- [Task requirements] What follows are records. Restate all of them word for word.

>> begin

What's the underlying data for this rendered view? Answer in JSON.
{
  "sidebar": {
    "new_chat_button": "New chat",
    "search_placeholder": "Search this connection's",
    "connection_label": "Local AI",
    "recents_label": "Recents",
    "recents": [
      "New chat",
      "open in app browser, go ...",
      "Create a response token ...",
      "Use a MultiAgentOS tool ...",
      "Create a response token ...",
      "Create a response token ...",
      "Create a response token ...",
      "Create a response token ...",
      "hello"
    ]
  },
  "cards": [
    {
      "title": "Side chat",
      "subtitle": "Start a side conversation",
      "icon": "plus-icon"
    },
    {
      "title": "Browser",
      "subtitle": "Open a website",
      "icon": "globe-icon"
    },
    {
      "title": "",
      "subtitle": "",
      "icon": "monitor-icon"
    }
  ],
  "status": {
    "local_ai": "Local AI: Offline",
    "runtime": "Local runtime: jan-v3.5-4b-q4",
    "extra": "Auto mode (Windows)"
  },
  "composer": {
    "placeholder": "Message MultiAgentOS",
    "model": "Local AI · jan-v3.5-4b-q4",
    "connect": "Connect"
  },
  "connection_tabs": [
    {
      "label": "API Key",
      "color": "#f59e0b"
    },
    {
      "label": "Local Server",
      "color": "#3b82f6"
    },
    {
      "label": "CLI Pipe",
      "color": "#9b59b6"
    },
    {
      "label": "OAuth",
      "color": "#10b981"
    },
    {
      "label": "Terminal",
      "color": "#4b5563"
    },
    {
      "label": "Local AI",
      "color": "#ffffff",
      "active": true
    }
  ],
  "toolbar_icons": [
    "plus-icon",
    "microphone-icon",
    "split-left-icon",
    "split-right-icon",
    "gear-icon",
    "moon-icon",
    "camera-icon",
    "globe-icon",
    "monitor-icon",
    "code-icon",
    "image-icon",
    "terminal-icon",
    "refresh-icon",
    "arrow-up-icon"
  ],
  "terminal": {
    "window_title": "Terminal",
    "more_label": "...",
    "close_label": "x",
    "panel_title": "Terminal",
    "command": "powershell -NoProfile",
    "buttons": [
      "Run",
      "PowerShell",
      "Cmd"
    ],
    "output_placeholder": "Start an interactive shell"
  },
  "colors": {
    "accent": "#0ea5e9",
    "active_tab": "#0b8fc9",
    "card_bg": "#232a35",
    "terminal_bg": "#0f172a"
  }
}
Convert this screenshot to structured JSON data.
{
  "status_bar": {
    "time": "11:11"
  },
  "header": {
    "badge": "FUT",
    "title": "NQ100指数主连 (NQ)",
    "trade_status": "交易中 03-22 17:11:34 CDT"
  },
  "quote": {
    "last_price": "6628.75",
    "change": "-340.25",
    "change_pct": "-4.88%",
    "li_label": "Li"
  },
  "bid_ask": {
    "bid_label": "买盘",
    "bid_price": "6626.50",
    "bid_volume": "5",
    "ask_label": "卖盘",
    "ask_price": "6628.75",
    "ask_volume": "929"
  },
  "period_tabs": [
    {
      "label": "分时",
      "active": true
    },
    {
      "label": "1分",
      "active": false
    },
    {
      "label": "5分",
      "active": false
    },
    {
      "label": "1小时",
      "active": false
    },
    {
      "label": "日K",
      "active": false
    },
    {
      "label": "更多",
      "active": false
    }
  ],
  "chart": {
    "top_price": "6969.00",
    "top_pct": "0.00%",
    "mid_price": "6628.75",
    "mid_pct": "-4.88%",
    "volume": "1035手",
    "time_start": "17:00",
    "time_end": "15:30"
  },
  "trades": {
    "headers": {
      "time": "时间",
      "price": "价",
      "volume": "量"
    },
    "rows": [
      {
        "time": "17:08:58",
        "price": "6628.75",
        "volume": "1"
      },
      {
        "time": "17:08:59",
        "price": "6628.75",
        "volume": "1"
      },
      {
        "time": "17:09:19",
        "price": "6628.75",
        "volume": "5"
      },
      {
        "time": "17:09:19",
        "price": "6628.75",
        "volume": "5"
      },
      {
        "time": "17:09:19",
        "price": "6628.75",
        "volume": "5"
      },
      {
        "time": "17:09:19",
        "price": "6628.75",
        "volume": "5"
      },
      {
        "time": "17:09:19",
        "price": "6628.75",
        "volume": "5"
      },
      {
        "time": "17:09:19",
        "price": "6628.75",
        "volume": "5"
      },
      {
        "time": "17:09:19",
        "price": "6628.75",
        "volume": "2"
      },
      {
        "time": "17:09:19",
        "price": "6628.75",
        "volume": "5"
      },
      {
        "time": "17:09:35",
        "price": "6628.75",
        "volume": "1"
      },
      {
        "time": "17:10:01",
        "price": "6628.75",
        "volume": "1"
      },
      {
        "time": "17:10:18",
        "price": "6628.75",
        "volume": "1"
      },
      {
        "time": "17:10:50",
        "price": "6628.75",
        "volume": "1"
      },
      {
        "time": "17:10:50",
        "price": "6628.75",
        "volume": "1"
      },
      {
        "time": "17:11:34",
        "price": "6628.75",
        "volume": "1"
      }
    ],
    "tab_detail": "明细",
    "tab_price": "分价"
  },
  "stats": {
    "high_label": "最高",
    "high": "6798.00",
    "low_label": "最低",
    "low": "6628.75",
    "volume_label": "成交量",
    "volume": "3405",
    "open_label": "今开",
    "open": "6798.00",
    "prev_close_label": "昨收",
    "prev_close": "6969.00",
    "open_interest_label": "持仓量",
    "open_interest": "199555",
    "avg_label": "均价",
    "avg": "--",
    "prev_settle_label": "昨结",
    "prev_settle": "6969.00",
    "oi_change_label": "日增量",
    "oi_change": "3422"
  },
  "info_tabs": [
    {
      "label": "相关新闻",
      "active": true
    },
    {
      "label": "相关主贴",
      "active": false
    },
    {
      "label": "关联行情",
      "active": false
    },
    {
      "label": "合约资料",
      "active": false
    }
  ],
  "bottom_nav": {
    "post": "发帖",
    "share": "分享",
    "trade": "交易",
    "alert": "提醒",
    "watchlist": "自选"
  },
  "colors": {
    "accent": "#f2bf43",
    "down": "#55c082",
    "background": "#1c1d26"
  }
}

>> end

- [The reply]
What's the underlying data for this rendered view? Answer in JSON.
{
  "sidebar": {
    "new_chat_button": "New chat",
    "search_placeholder": "Search this connection's",
    "connection_label": "Local AI",
    "recents_label": "Recents",
    "recents": [
      "New chat",
      "open in app browser, go ...",
      "Create a response token ...",
      "Use a MultiAgentOS tool ...",
      "Create a response token ...",
      "Create a response token ...",
      "Create a response token ...",
      "Create a response token ...",
      "hello"
    ]
  },
  "cards": [
    {
      "title": "Side chat",
      "subtitle": "Start a side conversation",
      "icon": "plus-icon"
    },
    {
      "title": "Browser",
      "subtitle": "Open a website",
      "icon": "globe-icon"
    },
    {
      "title": "",
      "subtitle": "",
      "icon": "monitor-icon"
    }
  ],
  "status": {
    "local_ai": "Local AI: Offline",
    "runtime": "Local runtime: jan-v3.5-4b-q4",
    "extra": "Auto mode (Windows)"
  },
  "composer": {
    "placeholder": "Message MultiAgentOS",
    "model": "Local AI · jan-v3.5-4b-q4",
    "connect": "Connect"
  },
  "connection_tabs": [
    {
      "label": "API Key",
      "color": "#f59e0b"
    },
    {
      "label": "Local Server",
      "color": "#3b82f6"
    },
    {
      "label": "CLI Pipe",
      "color": "#9b59b6"
    },
    {
      "label": "OAuth",
      "color": "#10b981"
    },
    {
      "label": "Terminal",
      "color": "#4b5563"
    },
    {
      "label": "Local AI",
      "color": "#ffffff",
      "active": true
    }
  ],
  "toolbar_icons": [
    "plus-icon",
    "microphone-icon",
    "split-left-icon",
    "split-right-icon",
    "gear-icon",
    "moon-icon",
    "camera-icon",
    "globe-icon",
    "monitor-icon",
    "code-icon",
    "image-icon",
    "terminal-icon",
    "refresh-icon",
    "arrow-up-icon"
  ],
  "terminal": {
    "window_title": "Terminal",
    "more_label": "...",
    "close_label": "x",
    "panel_title": "Terminal",
    "command": "powershell -NoProfile",
    "buttons": [
      "Run",
      "PowerShell",
      "Cmd"
    ],
    "output_placeholder": "Start an interactive shell"
  },
  "colors": {
    "accent": "#0ea5e9",
    "active_tab": "#0b8fc9",
    "card_bg": "#232a35",
    "terminal_bg": "#0f172a"
  }
}
Convert this screenshot to structured JSON data.
{
  "status_bar": {
    "time": "11:11"
  },
  "header": {
    "badge": "FUT",
    "title": "NQ100指数主连 (NQ)",
    "trade_status": "交易中 03-22 17:11:34 CDT"
  },
  "quote": {
    "last_price": "6628.75",
    "change": "-340.25",
    "change_pct": "-4.88%",
    "li_label": "Li"
  },
  "bid_ask": {
    "bid_label": "买盘",
    "bid_price": "6626.50",
    "bid_volume": "5",
    "ask_label": "卖盘",
    "ask_price": "6628.75",
    "ask_volume": "929"
  },
  "period_tabs": [
    {
      "label": "分时",
      "active": true
    },
    {
      "label": "1分",
      "active": false
    },
    {
      "label": "5分",
      "active": false
    },
    {
      "label": "1小时",
      "active": false
    },
    {
      "label": "日K",
      "active": false
    },
    {
      "label": "更多",
      "active": false
    }
  ],
  "chart": {
    "top_price": "6969.00",
    "top_pct": "0.00%",
    "mid_price": "6628.75",
    "mid_pct": "-4.88%",
    "volume": "1035手",
    "time_start": "17:00",
    "time_end": "15:30"
  },
  "trades": {
    "headers": {
      "time": "时间",
      "price": "价",
      "volume": "量"
    },
    "rows": [
      {
        "time": "17:08:58",
        "price": "6628.75",
        "volume": "1"
      },
      {
        "time": "17:08:59",
        "price": "6628.75",
        "volume": "1"
      },
      {
        "time": "17:09:19",
        "price": "6628.75",
        "volume": "5"
      },
      {
        "time": "17:09:19",
        "price": "6628.75",
        "volume": "5"
      },
      {
        "time": "17:09:19",
        "price": "6628.75",
        "volume": "5"
      },
      {
        "time": "17:09:19",
        "price": "6628.75",
        "volume": "5"
      },
      {
        "time": "17:09:19",
        "price": "6628.75",
        "volume": "5"
      },
      {
        "time": "17:09:19",
        "price": "6628.75",
        "volume": "5"
      },
      {
        "time": "17:09:19",
        "price": "6628.75",
        "volume": "2"
      },
      {
        "time": "17:09:19",
        "price": "6628.75",
        "volume": "5"
      },
      {
        "time": "17:09:35",
        "price": "6628.75",
        "volume": "1"
      },
      {
        "time": "17:10:01",
        "price": "6628.75",
        "volume": "1"
      },
      {
        "time": "17:10:18",
        "price": "6628.75",
        "volume": "1"
      },
      {
        "time": "17:10:50",
        "price": "6628.75",
        "volume": "1"
      },
      {
        "time": "17:10:50",
        "price": "6628.75",
        "volume": "1"
      },
      {
        "time": "17:11:34",
        "price": "6628.75",
        "volume": "1"
      }
    ],
    "tab_detail": "明细",
    "tab_price": "分价"
  },
  "stats": {
    "high_label": "最高",
    "high": "6798.00",
    "low_label": "最低",
    "low": "6628.75",
    "volume_label": "成交量",
    "volume": "3405",
    "open_label": "今开",
    "open": "6798.00",
    "prev_close_label": "昨收",
    "prev_close": "6969.00",
    "open_interest_label": "持仓量",
    "open_interest": "199555",
    "avg_label": "均价",
    "avg": "--",
    "prev_settle_label": "昨结",
    "prev_settle": "6969.00",
    "oi_change_label": "日增量",
    "oi_change": "3422"
  },
  "info_tabs": [
    {
      "label": "相关新闻",
      "active": true
    },
    {
      "label": "相关主贴",
      "active": false
    },
    {
      "label": "关联行情",
      "active": false
    },
    {
      "label": "合约资料",
      "active": false
    }
  ],
  "bottom_nav": {
    "post": "发帖",
    "share": "分享",
    "trade": "交易",
    "alert": "提醒",
    "watchlist": "自选"
  },
  "colors": {
    "accent": "#f2bf43",
    "down": "#55c082",
    "background": "#1c1d26"
  }
}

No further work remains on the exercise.